A block of data
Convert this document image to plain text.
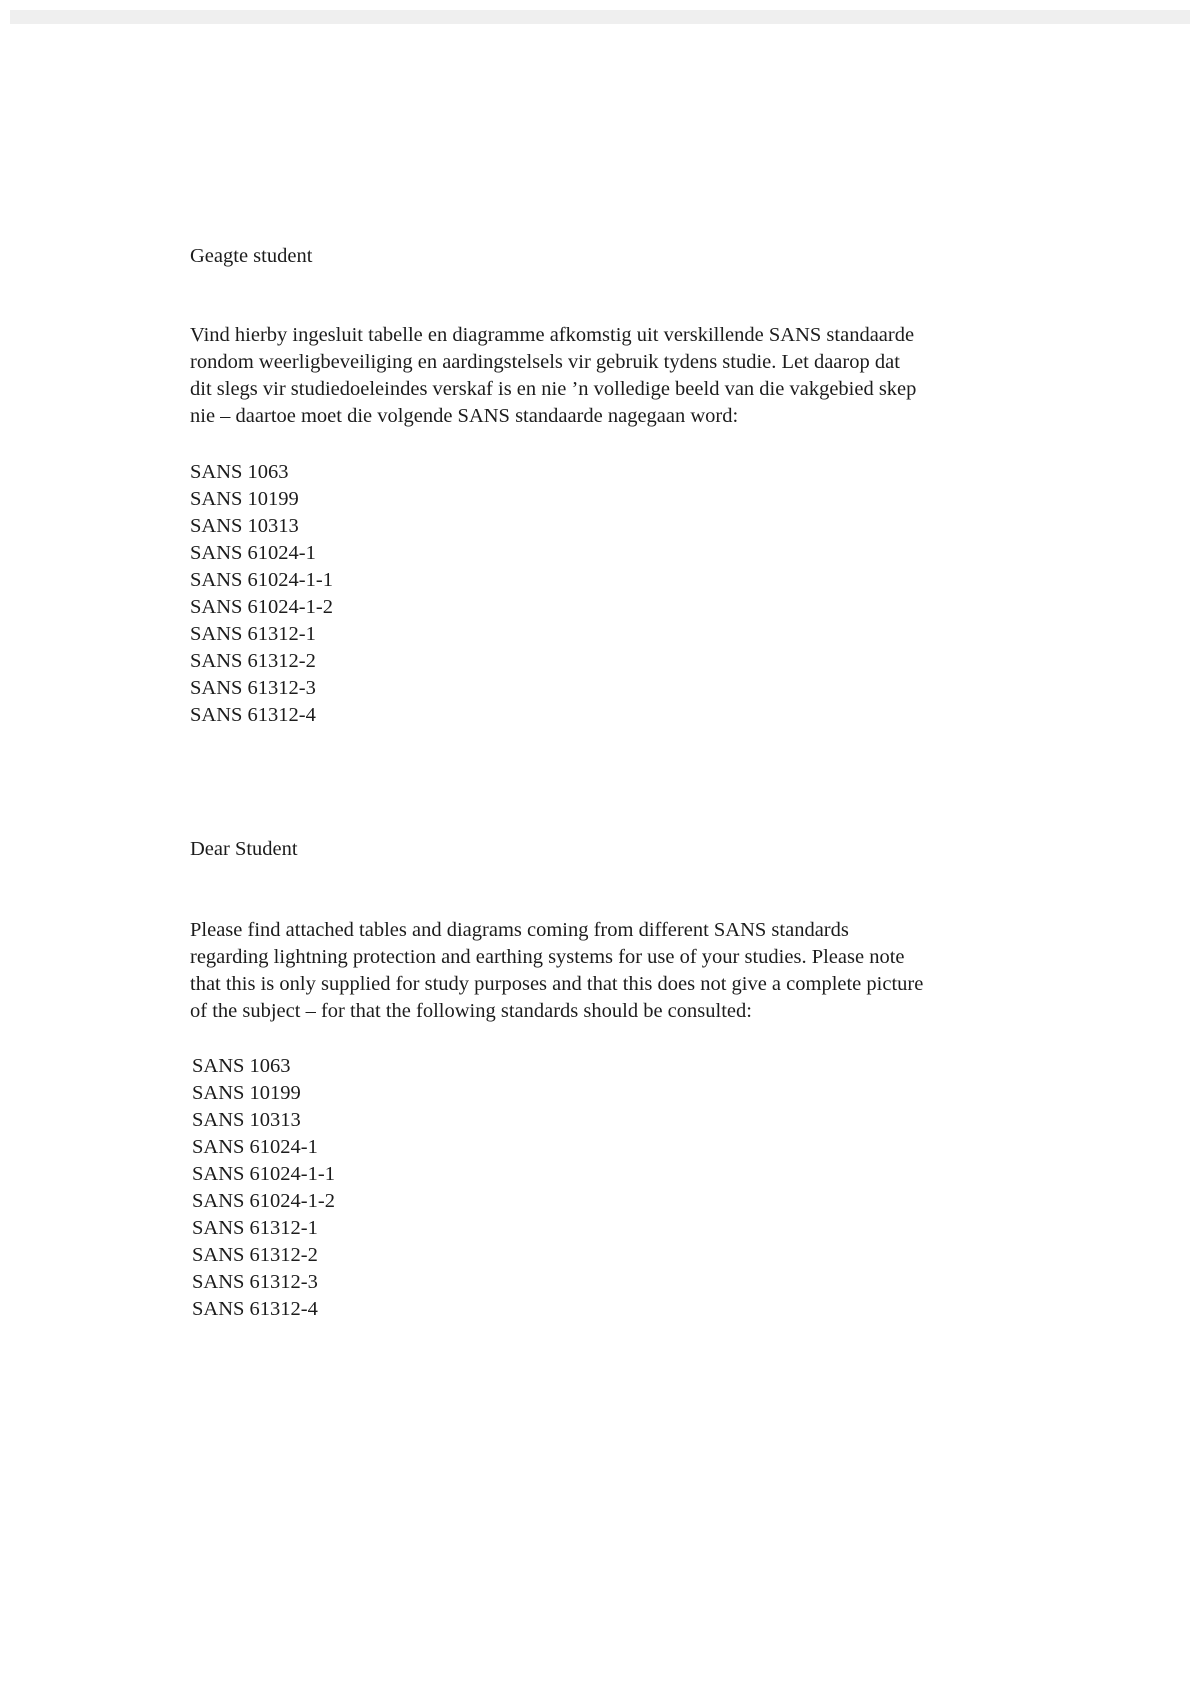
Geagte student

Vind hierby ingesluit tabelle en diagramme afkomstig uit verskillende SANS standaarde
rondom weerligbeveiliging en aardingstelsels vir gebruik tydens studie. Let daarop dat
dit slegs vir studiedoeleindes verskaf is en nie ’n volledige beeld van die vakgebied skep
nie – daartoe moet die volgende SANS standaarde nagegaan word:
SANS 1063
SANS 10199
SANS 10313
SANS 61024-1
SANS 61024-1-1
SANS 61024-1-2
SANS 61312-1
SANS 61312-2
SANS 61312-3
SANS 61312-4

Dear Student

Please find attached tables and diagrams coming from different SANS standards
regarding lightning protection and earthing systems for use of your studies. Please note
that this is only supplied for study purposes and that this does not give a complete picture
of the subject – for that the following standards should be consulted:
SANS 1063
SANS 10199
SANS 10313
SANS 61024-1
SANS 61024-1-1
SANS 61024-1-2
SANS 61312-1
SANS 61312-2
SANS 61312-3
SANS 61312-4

Exercise: Return all of the data exactly as written, and drop the pictures.

Written reply:
Convert this document image to plain text.
Geagte student

Vind hierby ingesluit tabelle en diagramme afkomstig uit verskillende SANS standaarde
rondom weerligbeveiliging en aardingstelsels vir gebruik tydens studie. Let daarop dat
dit slegs vir studiedoeleindes verskaf is en nie ’n volledige beeld van die vakgebied skep
nie – daartoe moet die volgende SANS standaarde nagegaan word:
SANS 1063
SANS 10199
SANS 10313
SANS 61024-1
SANS 61024-1-1
SANS 61024-1-2
SANS 61312-1
SANS 61312-2
SANS 61312-3
SANS 61312-4

Dear Student

Please find attached tables and diagrams coming from different SANS standards
regarding lightning protection and earthing systems for use of your studies. Please note
that this is only supplied for study purposes and that this does not give a complete picture
of the subject – for that the following standards should be consulted:
SANS 1063
SANS 10199
SANS 10313
SANS 61024-1
SANS 61024-1-1
SANS 61024-1-2
SANS 61312-1
SANS 61312-2
SANS 61312-3
SANS 61312-4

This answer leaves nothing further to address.